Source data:
####################

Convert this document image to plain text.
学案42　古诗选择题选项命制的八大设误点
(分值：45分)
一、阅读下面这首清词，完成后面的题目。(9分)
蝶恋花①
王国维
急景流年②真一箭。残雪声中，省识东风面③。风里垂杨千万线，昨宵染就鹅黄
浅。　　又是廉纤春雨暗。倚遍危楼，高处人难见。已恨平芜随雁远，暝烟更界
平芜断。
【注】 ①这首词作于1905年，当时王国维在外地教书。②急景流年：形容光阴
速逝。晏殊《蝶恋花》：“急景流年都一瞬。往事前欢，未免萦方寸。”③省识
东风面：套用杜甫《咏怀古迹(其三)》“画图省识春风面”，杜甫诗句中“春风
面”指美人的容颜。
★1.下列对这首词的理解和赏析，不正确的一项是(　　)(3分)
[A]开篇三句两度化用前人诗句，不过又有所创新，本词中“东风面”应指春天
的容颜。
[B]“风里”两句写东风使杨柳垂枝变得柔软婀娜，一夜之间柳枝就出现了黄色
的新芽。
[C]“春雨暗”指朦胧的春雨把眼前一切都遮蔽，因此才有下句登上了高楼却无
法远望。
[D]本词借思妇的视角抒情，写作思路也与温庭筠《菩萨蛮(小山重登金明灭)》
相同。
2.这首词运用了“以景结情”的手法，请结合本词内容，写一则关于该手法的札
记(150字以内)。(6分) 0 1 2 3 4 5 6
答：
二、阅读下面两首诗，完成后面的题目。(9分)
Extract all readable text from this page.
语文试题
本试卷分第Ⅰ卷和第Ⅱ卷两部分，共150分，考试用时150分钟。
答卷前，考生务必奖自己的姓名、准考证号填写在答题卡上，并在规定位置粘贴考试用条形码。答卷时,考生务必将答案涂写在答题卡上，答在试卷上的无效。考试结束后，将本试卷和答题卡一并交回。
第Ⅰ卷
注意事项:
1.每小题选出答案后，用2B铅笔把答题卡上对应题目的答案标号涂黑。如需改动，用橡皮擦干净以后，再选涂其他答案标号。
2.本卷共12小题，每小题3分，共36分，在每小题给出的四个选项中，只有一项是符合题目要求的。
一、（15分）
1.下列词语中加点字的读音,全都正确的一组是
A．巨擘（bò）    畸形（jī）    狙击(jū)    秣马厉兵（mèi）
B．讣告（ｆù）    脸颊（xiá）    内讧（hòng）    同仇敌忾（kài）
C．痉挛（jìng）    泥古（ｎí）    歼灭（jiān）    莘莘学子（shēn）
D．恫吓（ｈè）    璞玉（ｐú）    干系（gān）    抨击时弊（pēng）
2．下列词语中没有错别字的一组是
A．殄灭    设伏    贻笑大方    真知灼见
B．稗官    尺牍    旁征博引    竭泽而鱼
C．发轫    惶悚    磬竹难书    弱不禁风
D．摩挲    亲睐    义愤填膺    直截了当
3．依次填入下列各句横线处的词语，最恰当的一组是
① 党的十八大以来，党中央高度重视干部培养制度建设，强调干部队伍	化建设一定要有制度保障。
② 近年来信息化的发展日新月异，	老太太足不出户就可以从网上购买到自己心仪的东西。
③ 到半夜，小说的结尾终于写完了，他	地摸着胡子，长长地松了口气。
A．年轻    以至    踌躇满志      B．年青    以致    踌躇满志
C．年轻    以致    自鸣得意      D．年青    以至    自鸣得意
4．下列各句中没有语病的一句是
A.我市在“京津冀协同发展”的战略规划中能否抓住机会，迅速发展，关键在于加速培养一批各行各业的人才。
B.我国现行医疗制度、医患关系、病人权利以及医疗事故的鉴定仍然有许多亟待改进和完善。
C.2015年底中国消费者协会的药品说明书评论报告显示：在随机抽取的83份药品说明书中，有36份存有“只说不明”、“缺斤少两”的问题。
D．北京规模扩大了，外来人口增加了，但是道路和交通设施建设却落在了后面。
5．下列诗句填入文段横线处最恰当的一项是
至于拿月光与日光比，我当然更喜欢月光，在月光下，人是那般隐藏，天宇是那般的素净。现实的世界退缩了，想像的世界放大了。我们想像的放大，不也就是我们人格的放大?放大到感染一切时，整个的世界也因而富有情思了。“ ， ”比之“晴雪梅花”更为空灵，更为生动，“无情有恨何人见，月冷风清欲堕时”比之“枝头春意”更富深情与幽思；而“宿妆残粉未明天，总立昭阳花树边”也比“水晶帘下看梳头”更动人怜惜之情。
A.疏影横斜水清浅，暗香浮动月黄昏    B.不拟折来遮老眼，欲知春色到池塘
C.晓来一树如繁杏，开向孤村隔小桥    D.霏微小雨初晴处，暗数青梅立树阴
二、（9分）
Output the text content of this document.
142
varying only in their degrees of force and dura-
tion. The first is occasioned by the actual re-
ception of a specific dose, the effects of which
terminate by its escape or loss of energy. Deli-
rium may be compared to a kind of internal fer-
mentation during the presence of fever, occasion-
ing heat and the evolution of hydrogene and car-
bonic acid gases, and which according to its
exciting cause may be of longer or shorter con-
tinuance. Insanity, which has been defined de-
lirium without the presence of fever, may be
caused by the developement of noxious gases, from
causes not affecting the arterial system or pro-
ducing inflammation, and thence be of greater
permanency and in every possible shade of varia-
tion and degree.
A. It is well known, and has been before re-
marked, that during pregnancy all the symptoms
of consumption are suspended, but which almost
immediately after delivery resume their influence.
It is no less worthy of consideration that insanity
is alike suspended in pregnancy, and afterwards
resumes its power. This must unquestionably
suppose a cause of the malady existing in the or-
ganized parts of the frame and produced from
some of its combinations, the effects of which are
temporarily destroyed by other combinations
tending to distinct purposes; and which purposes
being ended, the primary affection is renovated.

####################

• DIRECTION
Once more, set down the full listing, verbatim.

• OUTPUT OF THE TASK
Convert this document image to plain text.
学案42　古诗选择题选项命制的八大设误点
(分值：45分)
一、阅读下面这首清词，完成后面的题目。(9分)
蝶恋花①
王国维
急景流年②真一箭。残雪声中，省识东风面③。风里垂杨千万线，昨宵染就鹅黄
浅。　　又是廉纤春雨暗。倚遍危楼，高处人难见。已恨平芜随雁远，暝烟更界
平芜断。
【注】 ①这首词作于1905年，当时王国维在外地教书。②急景流年：形容光阴
速逝。晏殊《蝶恋花》：“急景流年都一瞬。往事前欢，未免萦方寸。”③省识
东风面：套用杜甫《咏怀古迹(其三)》“画图省识春风面”，杜甫诗句中“春风
面”指美人的容颜。
★1.下列对这首词的理解和赏析，不正确的一项是(　　)(3分)
[A]开篇三句两度化用前人诗句，不过又有所创新，本词中“东风面”应指春天
的容颜。
[B]“风里”两句写东风使杨柳垂枝变得柔软婀娜，一夜之间柳枝就出现了黄色
的新芽。
[C]“春雨暗”指朦胧的春雨把眼前一切都遮蔽，因此才有下句登上了高楼却无
法远望。
[D]本词借思妇的视角抒情，写作思路也与温庭筠《菩萨蛮(小山重登金明灭)》
相同。
2.这首词运用了“以景结情”的手法，请结合本词内容，写一则关于该手法的札
记(150字以内)。(6分) 0 1 2 3 4 5 6
答：
二、阅读下面两首诗，完成后面的题目。(9分)
Extract all readable text from this page.
语文试题
本试卷分第Ⅰ卷和第Ⅱ卷两部分，共150分，考试用时150分钟。
答卷前，考生务必奖自己的姓名、准考证号填写在答题卡上，并在规定位置粘贴考试用条形码。答卷时,考生务必将答案涂写在答题卡上，答在试卷上的无效。考试结束后，将本试卷和答题卡一并交回。
第Ⅰ卷
注意事项:
1.每小题选出答案后，用2B铅笔把答题卡上对应题目的答案标号涂黑。如需改动，用橡皮擦干净以后，再选涂其他答案标号。
2.本卷共12小题，每小题3分，共36分，在每小题给出的四个选项中，只有一项是符合题目要求的。
一、（15分）
1.下列词语中加点字的读音,全都正确的一组是
A．巨擘（bò）    畸形（jī）    狙击(jū)    秣马厉兵（mèi）
B．讣告（ｆù）    脸颊（xiá）    内讧（hòng）    同仇敌忾（kài）
C．痉挛（jìng）    泥古（ｎí）    歼灭（jiān）    莘莘学子（shēn）
D．恫吓（ｈè）    璞玉（ｐú）    干系（gān）    抨击时弊（pēng）
2．下列词语中没有错别字的一组是
A．殄灭    设伏    贻笑大方    真知灼见
B．稗官    尺牍    旁征博引    竭泽而鱼
C．发轫    惶悚    磬竹难书    弱不禁风
D．摩挲    亲睐    义愤填膺    直截了当
3．依次填入下列各句横线处的词语，最恰当的一组是
① 党的十八大以来，党中央高度重视干部培养制度建设，强调干部队伍	化建设一定要有制度保障。
② 近年来信息化的发展日新月异，	老太太足不出户就可以从网上购买到自己心仪的东西。
③ 到半夜，小说的结尾终于写完了，他	地摸着胡子，长长地松了口气。
A．年轻    以至    踌躇满志      B．年青    以致    踌躇满志
C．年轻    以致    自鸣得意      D．年青    以至    自鸣得意
4．下列各句中没有语病的一句是
A.我市在“京津冀协同发展”的战略规划中能否抓住机会，迅速发展，关键在于加速培养一批各行各业的人才。
B.我国现行医疗制度、医患关系、病人权利以及医疗事故的鉴定仍然有许多亟待改进和完善。
C.2015年底中国消费者协会的药品说明书评论报告显示：在随机抽取的83份药品说明书中，有36份存有“只说不明”、“缺斤少两”的问题。
D．北京规模扩大了，外来人口增加了，但是道路和交通设施建设却落在了后面。
5．下列诗句填入文段横线处最恰当的一项是
至于拿月光与日光比，我当然更喜欢月光，在月光下，人是那般隐藏，天宇是那般的素净。现实的世界退缩了，想像的世界放大了。我们想像的放大，不也就是我们人格的放大?放大到感染一切时，整个的世界也因而富有情思了。“ ， ”比之“晴雪梅花”更为空灵，更为生动，“无情有恨何人见，月冷风清欲堕时”比之“枝头春意”更富深情与幽思；而“宿妆残粉未明天，总立昭阳花树边”也比“水晶帘下看梳头”更动人怜惜之情。
A.疏影横斜水清浅，暗香浮动月黄昏    B.不拟折来遮老眼，欲知春色到池塘
C.晓来一树如繁杏，开向孤村隔小桥    D.霏微小雨初晴处，暗数青梅立树阴
二、（9分）
Output the text content of this document.
142
varying only in their degrees of force and dura-
tion. The first is occasioned by the actual re-
ception of a specific dose, the effects of which
terminate by its escape or loss of energy. Deli-
rium may be compared to a kind of internal fer-
mentation during the presence of fever, occasion-
ing heat and the evolution of hydrogene and car-
bonic acid gases, and which according to its
exciting cause may be of longer or shorter con-
tinuance. Insanity, which has been defined de-
lirium without the presence of fever, may be
caused by the developement of noxious gases, from
causes not affecting the arterial system or pro-
ducing inflammation, and thence be of greater
permanency and in every possible shade of varia-
tion and degree.
A. It is well known, and has been before re-
marked, that during pregnancy all the symptoms
of consumption are suspended, but which almost
immediately after delivery resume their influence.
It is no less worthy of consideration that insanity
is alike suspended in pregnancy, and afterwards
resumes its power. This must unquestionably
suppose a cause of the malady existing in the or-
ganized parts of the frame and produced from
some of its combinations, the effects of which are
temporarily destroyed by other combinations
tending to distinct purposes; and which purposes
being ended, the primary affection is renovated.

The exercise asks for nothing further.